**PROBLEM DESCRIPTION**
Below are records; extract exactly the lines from the one with "What data populates" through the final line, including both, but drop the pictures.
-- START OF EXTRACTED RECORDS --
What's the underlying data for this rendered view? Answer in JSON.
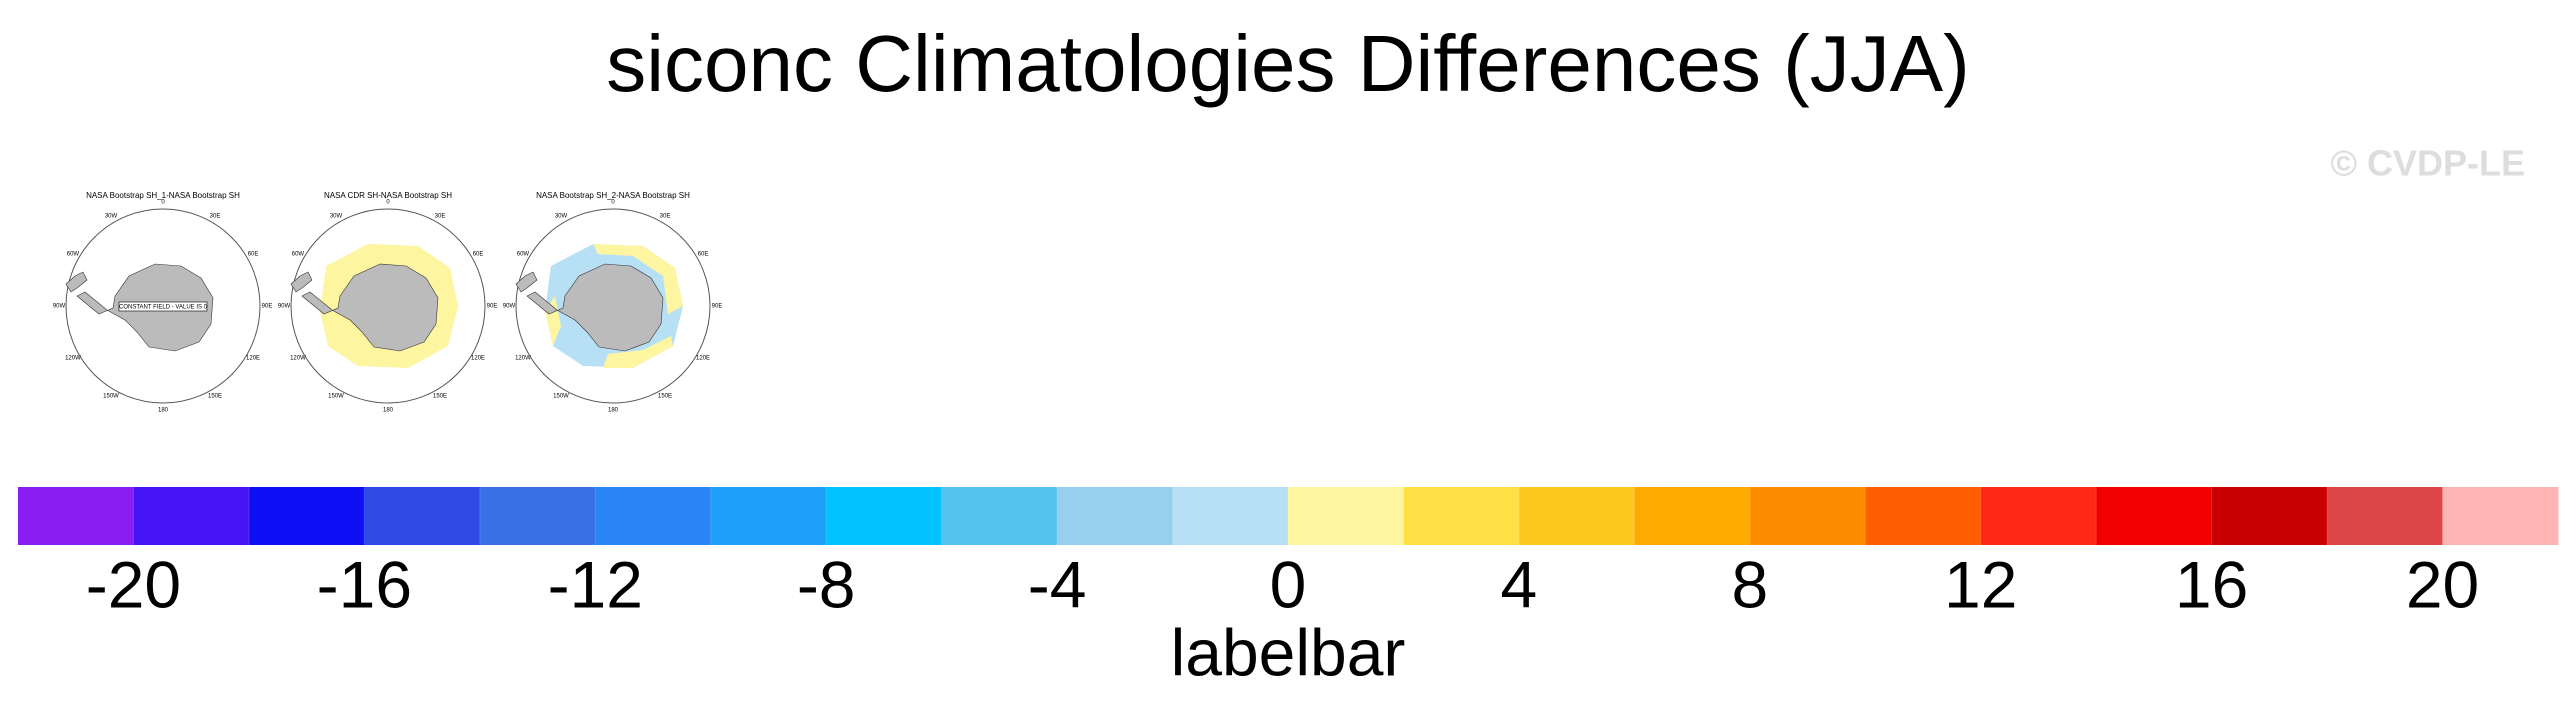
{
  "title": "siconc Climatologies Differences (JJA)",
  "watermark": "© CVDP-LE",
  "panels": [
    {
      "title": "NASA Bootstrap SH_1-NASA Bootstrap SH",
      "note": "CONSTANT FIELD - VALUE IS 0"
    },
    {
      "title": "NASA CDR SH-NASA Bootstrap SH"
    },
    {
      "title": "NASA Bootstrap SH_2-NASA Bootstrap SH"
    }
  ],
  "longitude_labels": [
    "0",
    "30E",
    "60E",
    "90E",
    "120E",
    "150E",
    "180",
    "150W",
    "120W",
    "90W",
    "60W",
    "30W"
  ],
  "colorbar": {
    "label": "labelbar",
    "levels": [
      -20,
      -18,
      -16,
      -14,
      -12,
      -10,
      -8,
      -6,
      -4,
      -2,
      0,
      2,
      4,
      6,
      8,
      10,
      12,
      14,
      16,
      18,
      20
    ],
    "ticks": [
      -20,
      -16,
      -12,
      -8,
      -4,
      0,
      4,
      8,
      12,
      16,
      20
    ],
    "colors": [
      "#8a1ef0",
      "#4614f5",
      "#0f0ff5",
      "#2f4ae6",
      "#3a6fe6",
      "#2a86f5",
      "#1ea0fa",
      "#00c3ff",
      "#55c3f0",
      "#96d0ec",
      "#b8e0f5",
      "#fdf5a0",
      "#ffe146",
      "#ffc81e",
      "#ffaa00",
      "#ff8c00",
      "#ff5f00",
      "#ff2814",
      "#f00000",
      "#c80000",
      "#dc4646",
      "#ffb4b4"
    ]
  }
}
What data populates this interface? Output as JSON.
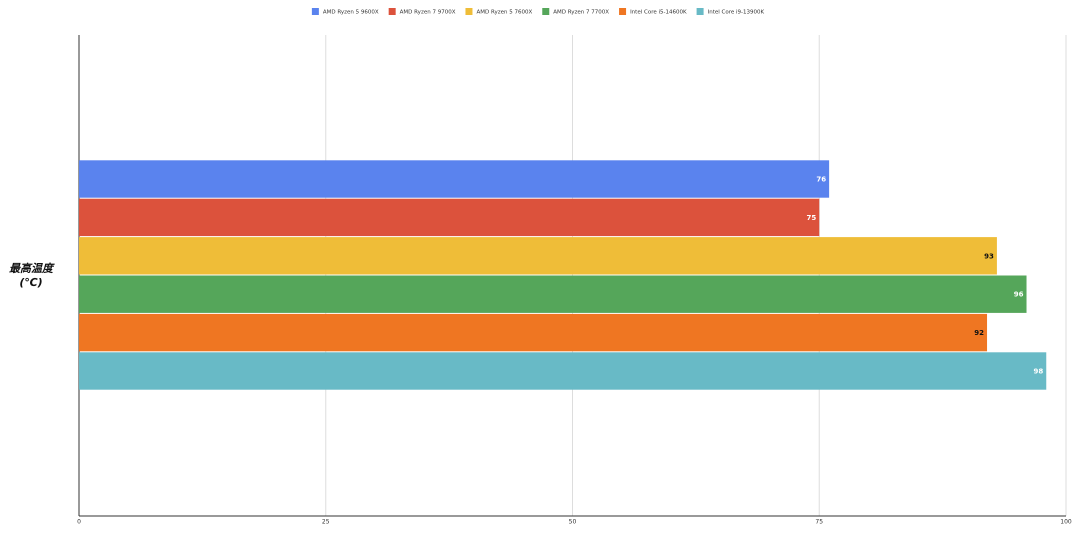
{
  "chart_data": {
    "type": "hbar",
    "categories": [
      "最高温度\n(℃)"
    ],
    "series": [
      {
        "name": "AMD Ryzen 5 9600X",
        "color": "#5a83ee",
        "values": [
          76
        ]
      },
      {
        "name": "AMD Ryzen 7 9700X",
        "color": "#dc523c",
        "values": [
          75
        ]
      },
      {
        "name": "AMD Ryzen 5 7600X",
        "color": "#efbd38",
        "values": [
          93
        ]
      },
      {
        "name": "AMD Ryzen 7 7700X",
        "color": "#55a65a",
        "values": [
          96
        ]
      },
      {
        "name": "Intel Core i5-14600K",
        "color": "#ef7622",
        "values": [
          92
        ]
      },
      {
        "name": "Intel Core i9-13900K",
        "color": "#68bac6",
        "values": [
          98
        ]
      }
    ],
    "xlim": [
      0,
      100
    ],
    "xticks": [
      0,
      25,
      50,
      75,
      100
    ],
    "grid": true,
    "legend": "top"
  }
}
-- END OF EXTRACTED RECORDS --
**SOLUTION BELOW**
What data populates this interface? Output as JSON.
{
  "chart_data": {
    "type": "hbar",
    "categories": [
      "最高温度\n(℃)"
    ],
    "series": [
      {
        "name": "AMD Ryzen 5 9600X",
        "color": "#5a83ee",
        "values": [
          76
        ]
      },
      {
        "name": "AMD Ryzen 7 9700X",
        "color": "#dc523c",
        "values": [
          75
        ]
      },
      {
        "name": "AMD Ryzen 5 7600X",
        "color": "#efbd38",
        "values": [
          93
        ]
      },
      {
        "name": "AMD Ryzen 7 7700X",
        "color": "#55a65a",
        "values": [
          96
        ]
      },
      {
        "name": "Intel Core i5-14600K",
        "color": "#ef7622",
        "values": [
          92
        ]
      },
      {
        "name": "Intel Core i9-13900K",
        "color": "#68bac6",
        "values": [
          98
        ]
      }
    ],
    "xlim": [
      0,
      100
    ],
    "xticks": [
      0,
      25,
      50,
      75,
      100
    ],
    "grid": true,
    "legend": "top"
  }
}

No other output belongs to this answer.